(Work to complete):
The listing below should be printed exactly, every line of it. Skip the pictures.
══ Input records
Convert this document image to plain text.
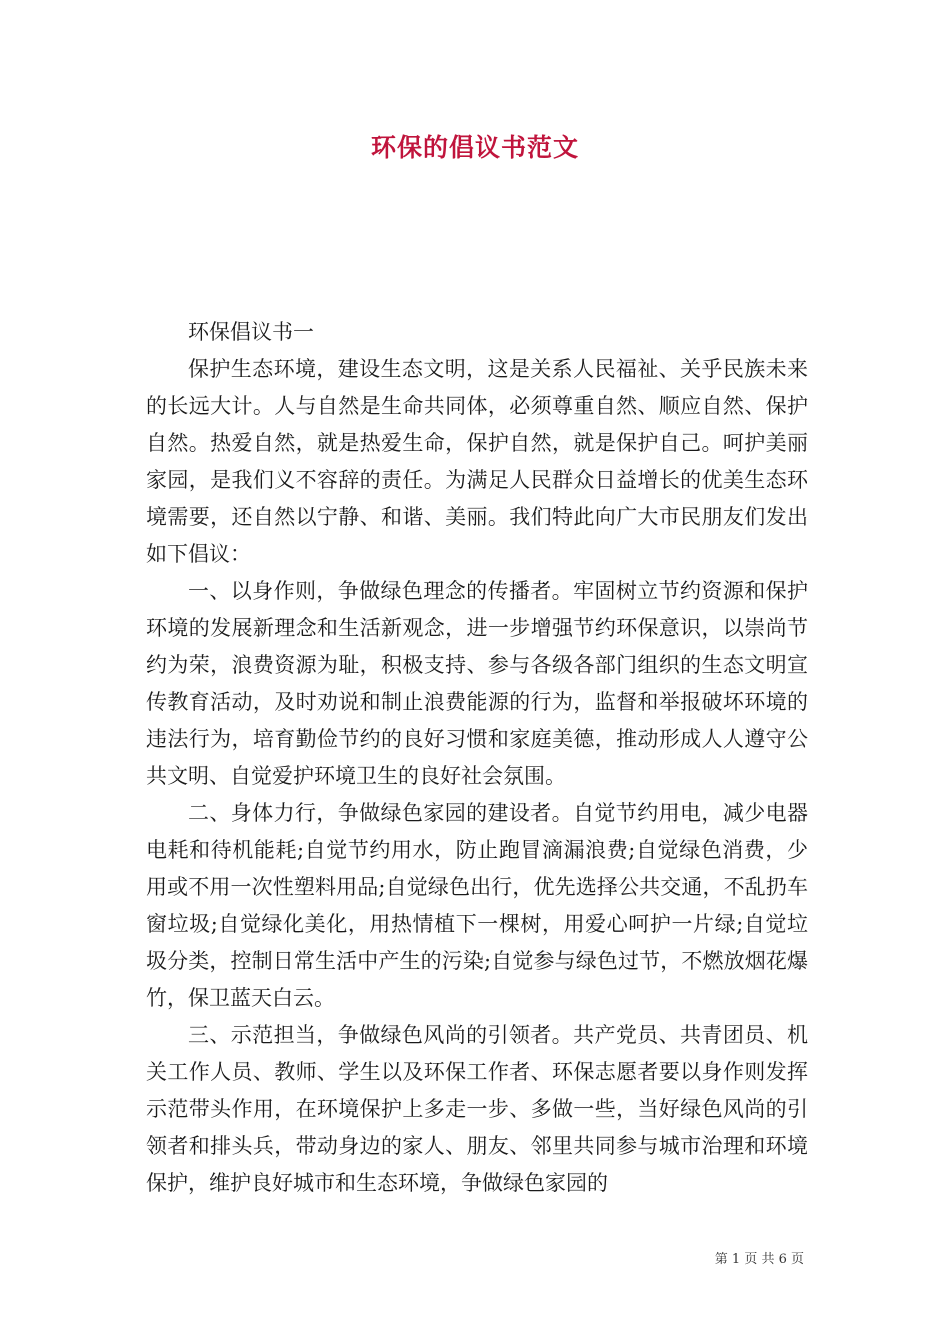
环保的倡议书范文

环保倡议书一

保护生态环境，建设生态文明，这是关系人民福祉、关乎民族未来的长远大计。人与自然是生命共同体，必须尊重自然、顺应自然、保护自然。热爱自然，就是热爱生命，保护自然，就是保护自己。呵护美丽家园，是我们义不容辞的责任。为满足人民群众日益增长的优美生态环境需要，还自然以宁静、和谐、美丽。我们特此向广大市民朋友们发出如下倡议：

一、以身作则，争做绿色理念的传播者。牢固树立节约资源和保护环境的发展新理念和生活新观念，进一步增强节约环保意识，以崇尚节约为荣，浪费资源为耻，积极支持、参与各级各部门组织的生态文明宣传教育活动，及时劝说和制止浪费能源的行为，监督和举报破坏环境的违法行为，培育勤俭节约的良好习惯和家庭美德，推动形成人人遵守公共文明、自觉爱护环境卫生的良好社会氛围。

二、身体力行，争做绿色家园的建设者。自觉节约用电，减少电器电耗和待机能耗;自觉节约用水，防止跑冒滴漏浪费;自觉绿色消费，少用或不用一次性塑料用品;自觉绿色出行，优先选择公共交通，不乱扔车窗垃圾;自觉绿化美化，用热情植下一棵树，用爱心呵护一片绿;自觉垃圾分类，控制日常生活中产生的污染;自觉参与绿色过节，不燃放烟花爆竹，保卫蓝天白云。

三、示范担当，争做绿色风尚的引领者。共产党员、共青团员、机关工作人员、教师、学生以及环保工作者、环保志愿者要以身作则发挥示范带头作用，在环境保护上多走一步、多做一些，当好绿色风尚的引领者和排头兵，带动身边的家人、朋友、邻里共同参与城市治理和环境保护，维护良好城市和生态环境，争做绿色家园的

第 1 页 共 6 页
════
(Completed task):
Convert this document image to plain text.
环保的倡议书范文

环保倡议书一

保护生态环境，建设生态文明，这是关系人民福祉、关乎民族未来的长远大计。人与自然是生命共同体，必须尊重自然、顺应自然、保护自然。热爱自然，就是热爱生命，保护自然，就是保护自己。呵护美丽家园，是我们义不容辞的责任。为满足人民群众日益增长的优美生态环境需要，还自然以宁静、和谐、美丽。我们特此向广大市民朋友们发出如下倡议：

一、以身作则，争做绿色理念的传播者。牢固树立节约资源和保护环境的发展新理念和生活新观念，进一步增强节约环保意识，以崇尚节约为荣，浪费资源为耻，积极支持、参与各级各部门组织的生态文明宣传教育活动，及时劝说和制止浪费能源的行为，监督和举报破坏环境的违法行为，培育勤俭节约的良好习惯和家庭美德，推动形成人人遵守公共文明、自觉爱护环境卫生的良好社会氛围。

二、身体力行，争做绿色家园的建设者。自觉节约用电，减少电器电耗和待机能耗;自觉节约用水，防止跑冒滴漏浪费;自觉绿色消费，少用或不用一次性塑料用品;自觉绿色出行，优先选择公共交通，不乱扔车窗垃圾;自觉绿化美化，用热情植下一棵树，用爱心呵护一片绿;自觉垃圾分类，控制日常生活中产生的污染;自觉参与绿色过节，不燃放烟花爆竹，保卫蓝天白云。

三、示范担当，争做绿色风尚的引领者。共产党员、共青团员、机关工作人员、教师、学生以及环保工作者、环保志愿者要以身作则发挥示范带头作用，在环境保护上多走一步、多做一些，当好绿色风尚的引领者和排头兵，带动身边的家人、朋友、邻里共同参与城市治理和环境保护，维护良好城市和生态环境，争做绿色家园的

第 1 页 共 6 页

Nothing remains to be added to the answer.